* Stated task
Your task is to print all of the data word for word.

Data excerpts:
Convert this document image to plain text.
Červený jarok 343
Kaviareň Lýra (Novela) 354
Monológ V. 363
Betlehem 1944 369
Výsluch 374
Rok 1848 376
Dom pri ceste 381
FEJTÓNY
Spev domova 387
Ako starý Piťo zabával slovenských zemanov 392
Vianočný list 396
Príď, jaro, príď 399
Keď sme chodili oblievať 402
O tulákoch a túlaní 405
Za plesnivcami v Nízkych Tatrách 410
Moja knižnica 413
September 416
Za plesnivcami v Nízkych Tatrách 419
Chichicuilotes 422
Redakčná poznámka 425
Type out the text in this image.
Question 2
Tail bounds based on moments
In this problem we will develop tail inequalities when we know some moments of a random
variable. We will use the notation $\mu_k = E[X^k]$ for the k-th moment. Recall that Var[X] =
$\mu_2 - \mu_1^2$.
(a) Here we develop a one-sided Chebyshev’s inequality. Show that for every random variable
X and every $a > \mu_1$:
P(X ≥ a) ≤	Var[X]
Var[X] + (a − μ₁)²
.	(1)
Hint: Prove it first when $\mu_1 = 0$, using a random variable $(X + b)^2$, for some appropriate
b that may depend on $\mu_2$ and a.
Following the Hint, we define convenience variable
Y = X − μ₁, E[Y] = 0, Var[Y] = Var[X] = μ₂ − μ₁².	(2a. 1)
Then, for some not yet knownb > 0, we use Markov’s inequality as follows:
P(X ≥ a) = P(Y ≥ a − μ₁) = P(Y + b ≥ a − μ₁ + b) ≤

* Solution for this problem
Convert this document image to plain text.
Červený jarok 343
Kaviareň Lýra (Novela) 354
Monológ V. 363
Betlehem 1944 369
Výsluch 374
Rok 1848 376
Dom pri ceste 381
FEJTÓNY
Spev domova 387
Ako starý Piťo zabával slovenských zemanov 392
Vianočný list 396
Príď, jaro, príď 399
Keď sme chodili oblievať 402
O tulákoch a túlaní 405
Za plesnivcami v Nízkych Tatrách 410
Moja knižnica 413
September 416
Za plesnivcami v Nízkych Tatrách 419
Chichicuilotes 422
Redakčná poznámka 425
Type out the text in this image.
Question 2
Tail bounds based on moments
In this problem we will develop tail inequalities when we know some moments of a random
variable. We will use the notation $\mu_k = E[X^k]$ for the k-th moment. Recall that Var[X] =
$\mu_2 - \mu_1^2$.
(a) Here we develop a one-sided Chebyshev’s inequality. Show that for every random variable
X and every $a > \mu_1$:
P(X ≥ a) ≤	Var[X]
Var[X] + (a − μ₁)²
.	(1)
Hint: Prove it first when $\mu_1 = 0$, using a random variable $(X + b)^2$, for some appropriate
b that may depend on $\mu_2$ and a.
Following the Hint, we define convenience variable
Y = X − μ₁, E[Y] = 0, Var[Y] = Var[X] = μ₂ − μ₁².	(2a. 1)
Then, for some not yet knownb > 0, we use Markov’s inequality as follows:
P(X ≥ a) = P(Y ≥ a − μ₁) = P(Y + b ≥ a − μ₁ + b) ≤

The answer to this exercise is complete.